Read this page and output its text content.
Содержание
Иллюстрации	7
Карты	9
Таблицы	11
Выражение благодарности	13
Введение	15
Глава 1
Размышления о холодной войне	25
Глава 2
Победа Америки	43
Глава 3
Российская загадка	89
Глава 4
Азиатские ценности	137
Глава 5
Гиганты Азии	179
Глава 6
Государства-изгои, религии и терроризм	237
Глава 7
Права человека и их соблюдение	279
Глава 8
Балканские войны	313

* _STATED TASK_:
Tally up the lines holding the word "Глава" in the data above, and answer with that figure only.

* _TASK ANSWER_:
8